Exercise aim:
Using the records below, report how many lines hold "культовые", with no extra text.
• • • • • • •
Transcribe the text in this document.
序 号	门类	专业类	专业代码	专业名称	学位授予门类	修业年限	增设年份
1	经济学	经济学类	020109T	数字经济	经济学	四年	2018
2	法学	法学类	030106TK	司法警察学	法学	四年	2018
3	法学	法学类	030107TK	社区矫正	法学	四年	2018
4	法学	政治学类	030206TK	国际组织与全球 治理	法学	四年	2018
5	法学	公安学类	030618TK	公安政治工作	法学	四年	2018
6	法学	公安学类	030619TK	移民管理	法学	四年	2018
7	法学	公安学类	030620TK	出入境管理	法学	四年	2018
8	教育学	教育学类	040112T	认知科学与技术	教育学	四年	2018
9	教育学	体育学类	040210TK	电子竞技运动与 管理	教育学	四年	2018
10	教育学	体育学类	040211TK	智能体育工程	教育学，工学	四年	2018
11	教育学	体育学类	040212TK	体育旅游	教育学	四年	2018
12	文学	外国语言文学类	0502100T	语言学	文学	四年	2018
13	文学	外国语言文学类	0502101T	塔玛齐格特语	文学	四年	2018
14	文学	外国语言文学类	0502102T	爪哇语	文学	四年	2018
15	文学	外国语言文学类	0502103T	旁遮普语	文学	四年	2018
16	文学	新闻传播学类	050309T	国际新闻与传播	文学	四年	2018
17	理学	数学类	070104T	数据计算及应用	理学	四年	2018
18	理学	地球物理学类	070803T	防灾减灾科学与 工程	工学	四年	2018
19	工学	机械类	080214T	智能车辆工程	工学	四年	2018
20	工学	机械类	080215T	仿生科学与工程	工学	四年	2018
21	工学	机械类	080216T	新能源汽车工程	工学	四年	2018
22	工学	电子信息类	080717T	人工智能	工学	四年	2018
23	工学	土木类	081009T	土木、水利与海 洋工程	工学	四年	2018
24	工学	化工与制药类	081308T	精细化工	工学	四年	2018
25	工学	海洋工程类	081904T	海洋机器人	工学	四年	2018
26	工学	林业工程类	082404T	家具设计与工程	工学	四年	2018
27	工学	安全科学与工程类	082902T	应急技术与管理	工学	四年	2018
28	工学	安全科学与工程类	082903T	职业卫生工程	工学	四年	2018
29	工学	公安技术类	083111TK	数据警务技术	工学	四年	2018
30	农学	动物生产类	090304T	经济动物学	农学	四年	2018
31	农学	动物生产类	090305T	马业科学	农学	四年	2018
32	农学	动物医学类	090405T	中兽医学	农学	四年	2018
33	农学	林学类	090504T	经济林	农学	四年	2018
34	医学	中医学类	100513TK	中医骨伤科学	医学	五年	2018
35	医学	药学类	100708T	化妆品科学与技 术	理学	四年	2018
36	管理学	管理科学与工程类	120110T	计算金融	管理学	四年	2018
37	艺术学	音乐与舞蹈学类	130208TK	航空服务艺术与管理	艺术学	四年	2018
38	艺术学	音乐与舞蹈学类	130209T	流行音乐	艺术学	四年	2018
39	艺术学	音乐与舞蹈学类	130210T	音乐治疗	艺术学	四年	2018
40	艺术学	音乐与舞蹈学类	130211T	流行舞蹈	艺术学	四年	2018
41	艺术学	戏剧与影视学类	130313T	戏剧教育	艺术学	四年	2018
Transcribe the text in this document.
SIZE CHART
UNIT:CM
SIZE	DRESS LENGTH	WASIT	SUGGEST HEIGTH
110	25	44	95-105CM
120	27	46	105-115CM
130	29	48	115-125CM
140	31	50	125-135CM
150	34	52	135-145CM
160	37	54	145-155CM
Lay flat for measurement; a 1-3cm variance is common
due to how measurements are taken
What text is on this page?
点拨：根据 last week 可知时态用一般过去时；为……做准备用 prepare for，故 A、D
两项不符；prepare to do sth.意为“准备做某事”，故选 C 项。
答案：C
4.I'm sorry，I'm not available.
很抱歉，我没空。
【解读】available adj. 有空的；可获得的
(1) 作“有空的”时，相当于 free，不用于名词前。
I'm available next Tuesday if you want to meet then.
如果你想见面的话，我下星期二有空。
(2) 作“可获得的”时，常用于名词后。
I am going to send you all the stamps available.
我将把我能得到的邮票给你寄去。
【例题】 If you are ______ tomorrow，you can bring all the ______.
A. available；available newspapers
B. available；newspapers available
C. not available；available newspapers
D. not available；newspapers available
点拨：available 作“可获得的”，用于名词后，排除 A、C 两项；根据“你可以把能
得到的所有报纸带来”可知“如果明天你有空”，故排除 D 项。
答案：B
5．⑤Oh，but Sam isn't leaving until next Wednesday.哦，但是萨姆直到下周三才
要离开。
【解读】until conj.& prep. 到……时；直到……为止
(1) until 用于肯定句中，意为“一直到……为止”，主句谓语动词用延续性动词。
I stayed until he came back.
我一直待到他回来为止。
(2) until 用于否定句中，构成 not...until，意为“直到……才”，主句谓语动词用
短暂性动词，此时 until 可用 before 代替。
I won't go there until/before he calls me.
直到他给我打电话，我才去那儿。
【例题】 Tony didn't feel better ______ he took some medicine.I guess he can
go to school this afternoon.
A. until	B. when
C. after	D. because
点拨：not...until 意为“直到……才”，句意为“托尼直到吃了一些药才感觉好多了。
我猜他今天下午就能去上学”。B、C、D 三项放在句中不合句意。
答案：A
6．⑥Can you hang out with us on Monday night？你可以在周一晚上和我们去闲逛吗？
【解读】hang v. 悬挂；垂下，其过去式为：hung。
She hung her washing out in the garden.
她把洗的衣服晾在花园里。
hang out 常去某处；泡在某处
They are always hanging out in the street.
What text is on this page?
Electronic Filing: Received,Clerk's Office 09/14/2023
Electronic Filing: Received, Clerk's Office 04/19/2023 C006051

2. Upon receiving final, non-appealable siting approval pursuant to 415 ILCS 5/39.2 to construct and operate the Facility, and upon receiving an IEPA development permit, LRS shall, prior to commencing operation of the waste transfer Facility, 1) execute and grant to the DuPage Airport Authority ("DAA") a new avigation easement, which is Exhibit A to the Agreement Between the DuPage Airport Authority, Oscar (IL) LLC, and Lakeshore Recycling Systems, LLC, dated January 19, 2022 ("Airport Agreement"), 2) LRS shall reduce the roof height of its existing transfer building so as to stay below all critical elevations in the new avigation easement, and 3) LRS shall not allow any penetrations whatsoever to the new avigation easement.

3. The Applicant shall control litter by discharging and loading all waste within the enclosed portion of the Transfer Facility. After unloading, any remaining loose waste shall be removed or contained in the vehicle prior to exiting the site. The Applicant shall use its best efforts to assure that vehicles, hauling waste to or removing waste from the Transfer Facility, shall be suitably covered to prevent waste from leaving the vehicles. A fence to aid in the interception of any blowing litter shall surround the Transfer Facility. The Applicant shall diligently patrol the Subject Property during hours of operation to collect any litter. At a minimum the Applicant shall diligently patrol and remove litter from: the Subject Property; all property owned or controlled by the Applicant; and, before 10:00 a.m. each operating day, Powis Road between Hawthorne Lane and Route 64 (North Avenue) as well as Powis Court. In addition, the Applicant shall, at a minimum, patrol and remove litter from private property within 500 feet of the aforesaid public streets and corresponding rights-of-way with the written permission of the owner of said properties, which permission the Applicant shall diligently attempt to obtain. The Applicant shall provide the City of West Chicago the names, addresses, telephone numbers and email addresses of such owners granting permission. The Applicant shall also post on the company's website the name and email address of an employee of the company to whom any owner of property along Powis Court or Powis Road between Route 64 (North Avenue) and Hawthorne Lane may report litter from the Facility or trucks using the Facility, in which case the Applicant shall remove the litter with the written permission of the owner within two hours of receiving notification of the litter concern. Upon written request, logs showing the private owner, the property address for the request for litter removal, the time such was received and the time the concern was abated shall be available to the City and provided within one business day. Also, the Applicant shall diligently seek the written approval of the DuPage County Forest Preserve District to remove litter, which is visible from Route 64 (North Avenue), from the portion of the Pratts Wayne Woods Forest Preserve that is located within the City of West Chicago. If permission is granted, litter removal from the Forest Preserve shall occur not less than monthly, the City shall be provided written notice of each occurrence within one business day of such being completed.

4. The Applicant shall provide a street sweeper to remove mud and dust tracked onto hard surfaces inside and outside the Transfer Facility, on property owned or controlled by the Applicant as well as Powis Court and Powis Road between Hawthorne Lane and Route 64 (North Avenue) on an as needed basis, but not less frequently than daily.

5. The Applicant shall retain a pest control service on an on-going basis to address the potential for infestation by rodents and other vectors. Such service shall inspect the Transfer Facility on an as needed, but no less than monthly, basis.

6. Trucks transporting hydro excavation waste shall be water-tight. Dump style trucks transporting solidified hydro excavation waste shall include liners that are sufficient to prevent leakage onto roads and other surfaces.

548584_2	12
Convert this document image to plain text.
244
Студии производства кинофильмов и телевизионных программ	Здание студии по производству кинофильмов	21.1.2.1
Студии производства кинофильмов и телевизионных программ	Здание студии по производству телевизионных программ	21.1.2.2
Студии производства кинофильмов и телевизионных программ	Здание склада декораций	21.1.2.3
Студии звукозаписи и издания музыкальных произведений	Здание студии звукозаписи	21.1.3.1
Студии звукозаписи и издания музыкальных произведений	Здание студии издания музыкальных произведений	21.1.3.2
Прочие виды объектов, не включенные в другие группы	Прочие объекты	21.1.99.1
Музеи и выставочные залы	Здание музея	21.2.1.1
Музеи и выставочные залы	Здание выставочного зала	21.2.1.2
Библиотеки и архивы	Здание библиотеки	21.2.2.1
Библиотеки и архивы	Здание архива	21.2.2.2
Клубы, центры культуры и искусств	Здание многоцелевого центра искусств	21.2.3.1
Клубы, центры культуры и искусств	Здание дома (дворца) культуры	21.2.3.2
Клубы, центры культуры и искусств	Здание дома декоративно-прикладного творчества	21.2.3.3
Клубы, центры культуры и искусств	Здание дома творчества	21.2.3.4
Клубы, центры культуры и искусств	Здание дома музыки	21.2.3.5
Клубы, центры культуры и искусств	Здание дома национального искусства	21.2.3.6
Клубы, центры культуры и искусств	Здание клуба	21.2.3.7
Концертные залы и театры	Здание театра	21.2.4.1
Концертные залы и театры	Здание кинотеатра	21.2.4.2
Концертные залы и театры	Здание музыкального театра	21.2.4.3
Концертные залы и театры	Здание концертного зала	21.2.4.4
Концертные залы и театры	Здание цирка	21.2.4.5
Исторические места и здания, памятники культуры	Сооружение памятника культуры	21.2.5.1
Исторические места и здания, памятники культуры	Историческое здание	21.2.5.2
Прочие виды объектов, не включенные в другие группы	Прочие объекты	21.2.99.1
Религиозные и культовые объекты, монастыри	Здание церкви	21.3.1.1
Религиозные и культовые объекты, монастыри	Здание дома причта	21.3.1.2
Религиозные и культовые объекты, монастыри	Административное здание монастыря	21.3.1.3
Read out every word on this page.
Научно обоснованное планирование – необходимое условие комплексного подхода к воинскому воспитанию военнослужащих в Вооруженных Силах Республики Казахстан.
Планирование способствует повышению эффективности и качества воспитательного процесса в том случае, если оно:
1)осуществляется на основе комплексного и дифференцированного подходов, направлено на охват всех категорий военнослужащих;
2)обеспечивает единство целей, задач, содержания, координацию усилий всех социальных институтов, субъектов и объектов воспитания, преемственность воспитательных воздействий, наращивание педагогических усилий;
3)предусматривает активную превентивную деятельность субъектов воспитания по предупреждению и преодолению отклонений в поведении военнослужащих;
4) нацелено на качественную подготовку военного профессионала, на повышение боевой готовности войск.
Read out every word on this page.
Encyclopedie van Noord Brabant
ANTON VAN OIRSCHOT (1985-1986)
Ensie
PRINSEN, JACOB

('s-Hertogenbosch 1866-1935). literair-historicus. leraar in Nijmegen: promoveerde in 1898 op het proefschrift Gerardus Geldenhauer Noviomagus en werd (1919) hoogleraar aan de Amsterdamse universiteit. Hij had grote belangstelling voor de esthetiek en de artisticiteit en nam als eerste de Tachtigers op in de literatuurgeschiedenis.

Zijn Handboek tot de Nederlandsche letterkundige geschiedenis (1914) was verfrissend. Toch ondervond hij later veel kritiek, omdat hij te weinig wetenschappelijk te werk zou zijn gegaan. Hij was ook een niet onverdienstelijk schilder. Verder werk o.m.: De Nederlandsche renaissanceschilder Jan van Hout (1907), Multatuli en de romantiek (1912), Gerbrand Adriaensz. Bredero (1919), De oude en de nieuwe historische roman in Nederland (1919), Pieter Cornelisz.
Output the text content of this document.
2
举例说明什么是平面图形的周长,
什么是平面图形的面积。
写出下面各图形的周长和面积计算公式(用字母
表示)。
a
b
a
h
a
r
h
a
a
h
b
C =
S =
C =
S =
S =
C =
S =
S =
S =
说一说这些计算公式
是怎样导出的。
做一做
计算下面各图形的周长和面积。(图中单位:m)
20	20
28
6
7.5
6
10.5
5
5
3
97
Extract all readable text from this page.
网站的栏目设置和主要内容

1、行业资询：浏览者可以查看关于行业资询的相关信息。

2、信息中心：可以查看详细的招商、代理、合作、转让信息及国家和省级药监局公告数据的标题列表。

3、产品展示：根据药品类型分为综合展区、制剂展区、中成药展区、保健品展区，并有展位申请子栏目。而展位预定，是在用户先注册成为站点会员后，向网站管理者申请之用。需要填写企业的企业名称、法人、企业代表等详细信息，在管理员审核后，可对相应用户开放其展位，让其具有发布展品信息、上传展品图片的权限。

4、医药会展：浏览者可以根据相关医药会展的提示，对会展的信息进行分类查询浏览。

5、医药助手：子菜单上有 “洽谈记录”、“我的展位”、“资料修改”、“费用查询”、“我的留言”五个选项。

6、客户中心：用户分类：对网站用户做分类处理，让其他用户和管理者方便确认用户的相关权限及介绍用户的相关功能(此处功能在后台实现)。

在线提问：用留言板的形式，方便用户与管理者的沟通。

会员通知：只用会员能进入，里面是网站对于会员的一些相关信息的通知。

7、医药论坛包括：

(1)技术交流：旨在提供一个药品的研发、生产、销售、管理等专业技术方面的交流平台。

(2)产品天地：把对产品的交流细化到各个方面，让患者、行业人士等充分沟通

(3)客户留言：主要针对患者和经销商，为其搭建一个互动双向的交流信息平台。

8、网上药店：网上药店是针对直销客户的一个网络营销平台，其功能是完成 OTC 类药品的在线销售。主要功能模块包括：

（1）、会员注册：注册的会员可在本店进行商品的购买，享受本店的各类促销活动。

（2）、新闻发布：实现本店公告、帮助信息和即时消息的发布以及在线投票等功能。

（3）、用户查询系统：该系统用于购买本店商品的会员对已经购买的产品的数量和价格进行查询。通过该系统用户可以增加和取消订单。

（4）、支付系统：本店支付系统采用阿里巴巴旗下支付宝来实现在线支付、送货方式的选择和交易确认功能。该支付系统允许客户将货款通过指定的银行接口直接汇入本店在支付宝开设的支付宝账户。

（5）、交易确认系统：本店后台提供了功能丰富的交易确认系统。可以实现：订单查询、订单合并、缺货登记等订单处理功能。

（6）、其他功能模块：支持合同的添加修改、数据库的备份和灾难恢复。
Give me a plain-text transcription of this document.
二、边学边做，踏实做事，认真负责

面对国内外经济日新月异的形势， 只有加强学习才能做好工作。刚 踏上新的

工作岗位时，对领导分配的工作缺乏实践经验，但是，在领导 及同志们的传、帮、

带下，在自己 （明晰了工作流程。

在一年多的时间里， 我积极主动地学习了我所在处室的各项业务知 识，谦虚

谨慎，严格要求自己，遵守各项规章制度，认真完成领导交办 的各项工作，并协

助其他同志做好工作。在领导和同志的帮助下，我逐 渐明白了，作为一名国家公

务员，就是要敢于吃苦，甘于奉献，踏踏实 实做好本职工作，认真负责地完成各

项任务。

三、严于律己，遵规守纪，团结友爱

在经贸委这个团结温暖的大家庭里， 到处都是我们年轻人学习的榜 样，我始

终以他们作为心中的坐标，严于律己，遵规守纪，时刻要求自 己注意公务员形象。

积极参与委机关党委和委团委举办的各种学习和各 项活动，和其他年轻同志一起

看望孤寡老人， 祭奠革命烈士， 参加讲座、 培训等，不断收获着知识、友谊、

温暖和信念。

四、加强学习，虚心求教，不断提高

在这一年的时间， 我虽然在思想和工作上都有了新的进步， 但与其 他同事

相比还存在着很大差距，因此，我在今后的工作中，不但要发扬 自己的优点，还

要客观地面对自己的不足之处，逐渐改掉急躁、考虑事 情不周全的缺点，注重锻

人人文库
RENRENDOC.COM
• • • • • • •
Output:
3